** BEGIN TASK INPUTS **

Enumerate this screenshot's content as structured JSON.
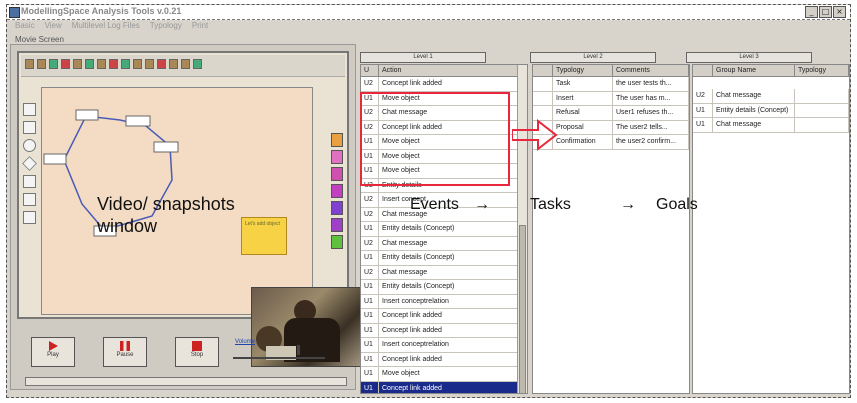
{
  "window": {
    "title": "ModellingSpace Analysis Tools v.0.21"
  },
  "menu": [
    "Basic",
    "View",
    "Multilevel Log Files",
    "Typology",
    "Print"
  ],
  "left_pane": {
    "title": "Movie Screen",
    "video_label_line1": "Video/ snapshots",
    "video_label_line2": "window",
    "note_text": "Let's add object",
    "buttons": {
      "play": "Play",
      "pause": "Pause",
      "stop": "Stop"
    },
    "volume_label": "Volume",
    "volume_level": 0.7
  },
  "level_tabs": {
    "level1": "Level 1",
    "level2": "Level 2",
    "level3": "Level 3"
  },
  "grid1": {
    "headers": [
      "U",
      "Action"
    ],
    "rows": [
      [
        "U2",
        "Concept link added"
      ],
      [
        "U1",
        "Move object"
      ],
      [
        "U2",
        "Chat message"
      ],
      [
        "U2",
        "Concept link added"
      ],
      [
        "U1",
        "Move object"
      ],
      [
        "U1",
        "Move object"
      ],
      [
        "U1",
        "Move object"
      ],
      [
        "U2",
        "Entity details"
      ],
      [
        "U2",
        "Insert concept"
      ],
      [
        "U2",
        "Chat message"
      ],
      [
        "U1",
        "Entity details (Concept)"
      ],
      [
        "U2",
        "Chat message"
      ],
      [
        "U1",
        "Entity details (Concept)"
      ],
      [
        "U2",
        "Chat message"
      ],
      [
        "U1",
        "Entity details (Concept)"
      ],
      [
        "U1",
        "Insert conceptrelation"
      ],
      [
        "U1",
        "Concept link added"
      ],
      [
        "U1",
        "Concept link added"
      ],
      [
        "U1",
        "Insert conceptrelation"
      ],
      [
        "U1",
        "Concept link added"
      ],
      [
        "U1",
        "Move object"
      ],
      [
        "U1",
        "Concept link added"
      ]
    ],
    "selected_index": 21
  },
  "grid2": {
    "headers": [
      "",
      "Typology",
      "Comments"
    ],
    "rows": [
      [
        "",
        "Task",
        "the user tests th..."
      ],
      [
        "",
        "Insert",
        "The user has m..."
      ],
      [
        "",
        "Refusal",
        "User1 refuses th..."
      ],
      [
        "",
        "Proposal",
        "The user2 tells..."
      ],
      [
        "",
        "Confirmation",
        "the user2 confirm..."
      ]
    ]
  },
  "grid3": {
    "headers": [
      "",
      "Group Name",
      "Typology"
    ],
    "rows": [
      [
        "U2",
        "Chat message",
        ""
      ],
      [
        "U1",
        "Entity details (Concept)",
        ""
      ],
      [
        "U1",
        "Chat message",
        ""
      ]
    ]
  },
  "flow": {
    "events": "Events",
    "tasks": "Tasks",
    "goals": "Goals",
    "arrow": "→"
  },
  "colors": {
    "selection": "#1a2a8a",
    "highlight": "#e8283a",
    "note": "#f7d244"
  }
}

** END TASK INPUTS **

OBJECTIVE:
Quote every entry exactly, with the pictures omitted.

SOLUTION FOR THIS PROBLEM:
Enumerate this screenshot's content as structured JSON.
{
  "window": {
    "title": "ModellingSpace Analysis Tools v.0.21"
  },
  "menu": [
    "Basic",
    "View",
    "Multilevel Log Files",
    "Typology",
    "Print"
  ],
  "left_pane": {
    "title": "Movie Screen",
    "video_label_line1": "Video/ snapshots",
    "video_label_line2": "window",
    "note_text": "Let's add object",
    "buttons": {
      "play": "Play",
      "pause": "Pause",
      "stop": "Stop"
    },
    "volume_label": "Volume",
    "volume_level": 0.7
  },
  "level_tabs": {
    "level1": "Level 1",
    "level2": "Level 2",
    "level3": "Level 3"
  },
  "grid1": {
    "headers": [
      "U",
      "Action"
    ],
    "rows": [
      [
        "U2",
        "Concept link added"
      ],
      [
        "U1",
        "Move object"
      ],
      [
        "U2",
        "Chat message"
      ],
      [
        "U2",
        "Concept link added"
      ],
      [
        "U1",
        "Move object"
      ],
      [
        "U1",
        "Move object"
      ],
      [
        "U1",
        "Move object"
      ],
      [
        "U2",
        "Entity details"
      ],
      [
        "U2",
        "Insert concept"
      ],
      [
        "U2",
        "Chat message"
      ],
      [
        "U1",
        "Entity details (Concept)"
      ],
      [
        "U2",
        "Chat message"
      ],
      [
        "U1",
        "Entity details (Concept)"
      ],
      [
        "U2",
        "Chat message"
      ],
      [
        "U1",
        "Entity details (Concept)"
      ],
      [
        "U1",
        "Insert conceptrelation"
      ],
      [
        "U1",
        "Concept link added"
      ],
      [
        "U1",
        "Concept link added"
      ],
      [
        "U1",
        "Insert conceptrelation"
      ],
      [
        "U1",
        "Concept link added"
      ],
      [
        "U1",
        "Move object"
      ],
      [
        "U1",
        "Concept link added"
      ]
    ],
    "selected_index": 21
  },
  "grid2": {
    "headers": [
      "",
      "Typology",
      "Comments"
    ],
    "rows": [
      [
        "",
        "Task",
        "the user tests th..."
      ],
      [
        "",
        "Insert",
        "The user has m..."
      ],
      [
        "",
        "Refusal",
        "User1 refuses th..."
      ],
      [
        "",
        "Proposal",
        "The user2 tells..."
      ],
      [
        "",
        "Confirmation",
        "the user2 confirm..."
      ]
    ]
  },
  "grid3": {
    "headers": [
      "",
      "Group Name",
      "Typology"
    ],
    "rows": [
      [
        "U2",
        "Chat message",
        ""
      ],
      [
        "U1",
        "Entity details (Concept)",
        ""
      ],
      [
        "U1",
        "Chat message",
        ""
      ]
    ]
  },
  "flow": {
    "events": "Events",
    "tasks": "Tasks",
    "goals": "Goals",
    "arrow": "→"
  },
  "colors": {
    "selection": "#1a2a8a",
    "highlight": "#e8283a",
    "note": "#f7d244"
  }
}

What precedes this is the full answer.